→ DATASET RECORDS
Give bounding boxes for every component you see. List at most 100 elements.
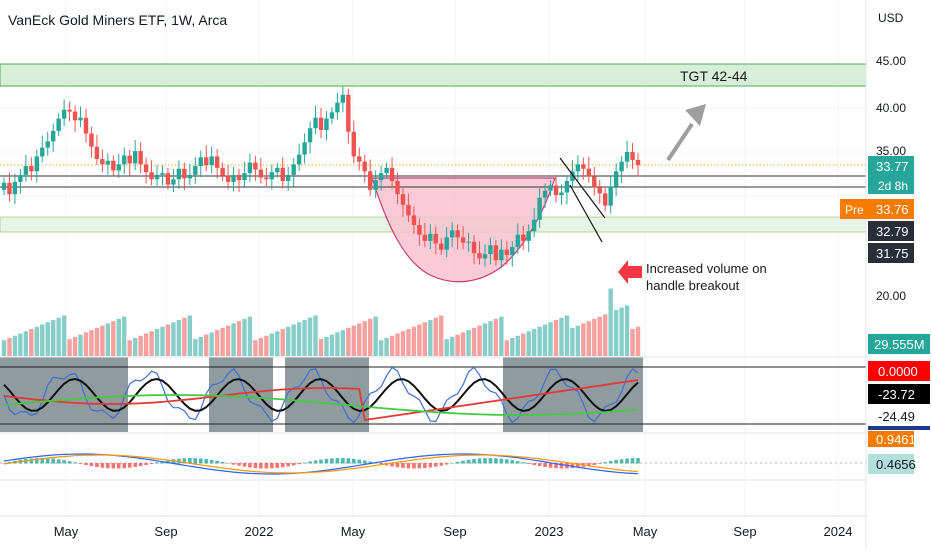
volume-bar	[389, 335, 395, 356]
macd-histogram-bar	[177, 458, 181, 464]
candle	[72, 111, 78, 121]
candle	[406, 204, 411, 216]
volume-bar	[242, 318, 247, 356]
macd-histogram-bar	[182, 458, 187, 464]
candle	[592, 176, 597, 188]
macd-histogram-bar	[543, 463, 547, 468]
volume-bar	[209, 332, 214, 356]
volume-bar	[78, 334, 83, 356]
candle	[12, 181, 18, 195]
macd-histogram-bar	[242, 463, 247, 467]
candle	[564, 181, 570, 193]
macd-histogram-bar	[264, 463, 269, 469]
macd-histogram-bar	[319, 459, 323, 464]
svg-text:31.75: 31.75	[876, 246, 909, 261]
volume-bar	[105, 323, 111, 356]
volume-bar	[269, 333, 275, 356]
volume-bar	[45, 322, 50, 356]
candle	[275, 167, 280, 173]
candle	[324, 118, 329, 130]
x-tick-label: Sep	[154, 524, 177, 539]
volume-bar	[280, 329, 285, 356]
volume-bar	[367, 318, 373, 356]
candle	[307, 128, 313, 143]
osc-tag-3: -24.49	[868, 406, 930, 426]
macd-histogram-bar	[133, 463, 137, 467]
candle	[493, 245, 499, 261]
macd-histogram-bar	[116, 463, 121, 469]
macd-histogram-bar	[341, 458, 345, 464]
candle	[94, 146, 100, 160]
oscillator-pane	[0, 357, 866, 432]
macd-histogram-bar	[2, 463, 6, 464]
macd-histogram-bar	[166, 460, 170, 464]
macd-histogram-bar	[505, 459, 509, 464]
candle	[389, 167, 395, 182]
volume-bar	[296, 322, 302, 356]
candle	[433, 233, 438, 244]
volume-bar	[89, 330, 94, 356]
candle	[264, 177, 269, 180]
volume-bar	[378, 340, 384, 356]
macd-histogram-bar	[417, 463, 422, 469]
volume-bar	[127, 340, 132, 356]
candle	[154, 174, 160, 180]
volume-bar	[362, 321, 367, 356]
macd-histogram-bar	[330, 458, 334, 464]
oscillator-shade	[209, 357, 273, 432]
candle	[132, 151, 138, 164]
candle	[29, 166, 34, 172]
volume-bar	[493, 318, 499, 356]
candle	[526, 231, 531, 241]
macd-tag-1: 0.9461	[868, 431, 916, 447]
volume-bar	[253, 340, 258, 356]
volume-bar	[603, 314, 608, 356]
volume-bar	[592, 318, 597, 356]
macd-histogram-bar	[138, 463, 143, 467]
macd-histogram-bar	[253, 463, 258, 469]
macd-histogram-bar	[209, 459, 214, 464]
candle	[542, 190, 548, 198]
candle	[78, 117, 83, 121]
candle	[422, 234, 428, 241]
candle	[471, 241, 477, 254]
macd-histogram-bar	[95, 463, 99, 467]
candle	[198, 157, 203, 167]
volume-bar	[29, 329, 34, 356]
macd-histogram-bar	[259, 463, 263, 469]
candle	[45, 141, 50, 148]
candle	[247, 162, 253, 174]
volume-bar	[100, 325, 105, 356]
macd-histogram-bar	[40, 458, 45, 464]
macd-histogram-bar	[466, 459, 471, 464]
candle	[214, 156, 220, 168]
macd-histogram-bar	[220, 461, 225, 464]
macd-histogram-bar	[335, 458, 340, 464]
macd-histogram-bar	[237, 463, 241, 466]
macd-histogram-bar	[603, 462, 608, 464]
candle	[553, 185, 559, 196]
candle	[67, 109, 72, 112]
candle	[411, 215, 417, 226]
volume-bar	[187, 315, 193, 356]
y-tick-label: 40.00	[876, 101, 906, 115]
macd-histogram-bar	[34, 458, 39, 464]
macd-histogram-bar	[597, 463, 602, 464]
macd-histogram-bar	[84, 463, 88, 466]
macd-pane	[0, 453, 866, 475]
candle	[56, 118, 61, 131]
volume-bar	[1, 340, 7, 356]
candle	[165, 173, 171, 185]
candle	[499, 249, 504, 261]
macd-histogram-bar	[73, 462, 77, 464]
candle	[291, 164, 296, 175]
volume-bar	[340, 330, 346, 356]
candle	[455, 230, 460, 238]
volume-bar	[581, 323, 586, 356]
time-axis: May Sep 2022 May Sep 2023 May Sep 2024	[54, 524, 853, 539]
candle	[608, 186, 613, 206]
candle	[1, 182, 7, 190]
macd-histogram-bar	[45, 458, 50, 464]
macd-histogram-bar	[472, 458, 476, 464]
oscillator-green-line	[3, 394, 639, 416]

→ EXERCISE DESCRIPTION
Convert every line of the data above into a JSON list of strings, one string per line, with blank lines omitted. Leave the picture out of the list.

→ COMPLETE RESPONSE
[
  "Give bounding boxes for every component you see. List at most 100 elements.",
  "volume-bar\t[389, 335, 395, 356]",
  "macd-histogram-bar\t[177, 458, 181, 464]",
  "candle\t[72, 111, 78, 121]",
  "candle\t[406, 204, 411, 216]",
  "volume-bar\t[242, 318, 247, 356]",
  "macd-histogram-bar\t[182, 458, 187, 464]",
  "candle\t[592, 176, 597, 188]",
  "macd-histogram-bar\t[543, 463, 547, 468]",
  "volume-bar\t[209, 332, 214, 356]",
  "volume-bar\t[78, 334, 83, 356]",
  "candle\t[12, 181, 18, 195]",
  "macd-histogram-bar\t[242, 463, 247, 467]",
  "candle\t[564, 181, 570, 193]",
  "macd-histogram-bar\t[264, 463, 269, 469]",
  "macd-histogram-bar\t[319, 459, 323, 464]",
  "svg-text:31.75: 31.75\t[876, 246, 909, 261]",
  "volume-bar\t[105, 323, 111, 356]",
  "volume-bar\t[269, 333, 275, 356]",
  "volume-bar\t[45, 322, 50, 356]",
  "candle\t[275, 167, 280, 173]",
  "candle\t[324, 118, 329, 130]",
  "x-tick-label: Sep\t[154, 524, 177, 539]",
  "volume-bar\t[280, 329, 285, 356]",
  "volume-bar\t[367, 318, 373, 356]",
  "candle\t[307, 128, 313, 143]",
  "osc-tag-3: -24.49\t[868, 406, 930, 426]",
  "macd-histogram-bar\t[133, 463, 137, 467]",
  "candle\t[493, 245, 499, 261]",
  "macd-histogram-bar\t[116, 463, 121, 469]",
  "macd-histogram-bar\t[341, 458, 345, 464]",
  "candle\t[94, 146, 100, 160]",
  "oscillator-pane\t[0, 357, 866, 432]",
  "macd-histogram-bar\t[2, 463, 6, 464]",
  "macd-histogram-bar\t[166, 460, 170, 464]",
  "macd-histogram-bar\t[505, 459, 509, 464]",
  "candle\t[389, 167, 395, 182]",
  "volume-bar\t[296, 322, 302, 356]",
  "candle\t[433, 233, 438, 244]",
  "volume-bar\t[89, 330, 94, 356]",
  "candle\t[264, 177, 269, 180]",
  "volume-bar\t[378, 340, 384, 356]",
  "macd-histogram-bar\t[417, 463, 422, 469]",
  "volume-bar\t[127, 340, 132, 356]",
  "candle\t[154, 174, 160, 180]",
  "volume-bar\t[362, 321, 367, 356]",
  "macd-histogram-bar\t[330, 458, 334, 464]",
  "oscillator-shade\t[209, 357, 273, 432]",
  "candle\t[132, 151, 138, 164]",
  "candle\t[29, 166, 34, 172]",
  "volume-bar\t[493, 318, 499, 356]",
  "candle\t[526, 231, 531, 241]",
  "macd-tag-1: 0.9461\t[868, 431, 916, 447]",
  "volume-bar\t[253, 340, 258, 356]",
  "volume-bar\t[603, 314, 608, 356]",
  "volume-bar\t[592, 318, 597, 356]",
  "macd-histogram-bar\t[138, 463, 143, 467]",
  "macd-histogram-bar\t[253, 463, 258, 469]",
  "macd-histogram-bar\t[209, 459, 214, 464]",
  "candle\t[542, 190, 548, 198]",
  "candle\t[78, 117, 83, 121]",
  "candle\t[422, 234, 428, 241]",
  "candle\t[471, 241, 477, 254]",
  "macd-histogram-bar\t[95, 463, 99, 467]",
  "candle\t[198, 157, 203, 167]",
  "volume-bar\t[29, 329, 34, 356]",
  "macd-histogram-bar\t[259, 463, 263, 469]",
  "candle\t[45, 141, 50, 148]",
  "candle\t[247, 162, 253, 174]",
  "volume-bar\t[100, 325, 105, 356]",
  "macd-histogram-bar\t[40, 458, 45, 464]",
  "macd-histogram-bar\t[466, 459, 471, 464]",
  "candle\t[214, 156, 220, 168]",
  "macd-histogram-bar\t[220, 461, 225, 464]",
  "macd-histogram-bar\t[335, 458, 340, 464]",
  "macd-histogram-bar\t[237, 463, 241, 466]",
  "macd-histogram-bar\t[603, 462, 608, 464]",
  "candle\t[553, 185, 559, 196]",
  "candle\t[67, 109, 72, 112]",
  "candle\t[411, 215, 417, 226]",
  "volume-bar\t[187, 315, 193, 356]",
  "y-tick-label: 40.00\t[876, 101, 906, 115]",
  "macd-histogram-bar\t[34, 458, 39, 464]",
  "macd-histogram-bar\t[597, 463, 602, 464]",
  "macd-histogram-bar\t[84, 463, 88, 466]",
  "macd-pane\t[0, 453, 866, 475]",
  "candle\t[56, 118, 61, 131]",
  "volume-bar\t[1, 340, 7, 356]",
  "candle\t[165, 173, 171, 185]",
  "candle\t[499, 249, 504, 261]",
  "macd-histogram-bar\t[73, 462, 77, 464]",
  "candle\t[291, 164, 296, 175]",
  "volume-bar\t[340, 330, 346, 356]",
  "candle\t[455, 230, 460, 238]",
  "volume-bar\t[581, 323, 586, 356]",
  "time-axis: May Sep 2022 May Sep 2023 May Sep 2024\t[54, 524, 853, 539]",
  "candle\t[608, 186, 613, 206]",
  "candle\t[1, 182, 7, 190]",
  "macd-histogram-bar\t[45, 458, 50, 464]",
  "macd-histogram-bar\t[472, 458, 476, 464]",
  "oscillator-green-line\t[3, 394, 639, 416]"
]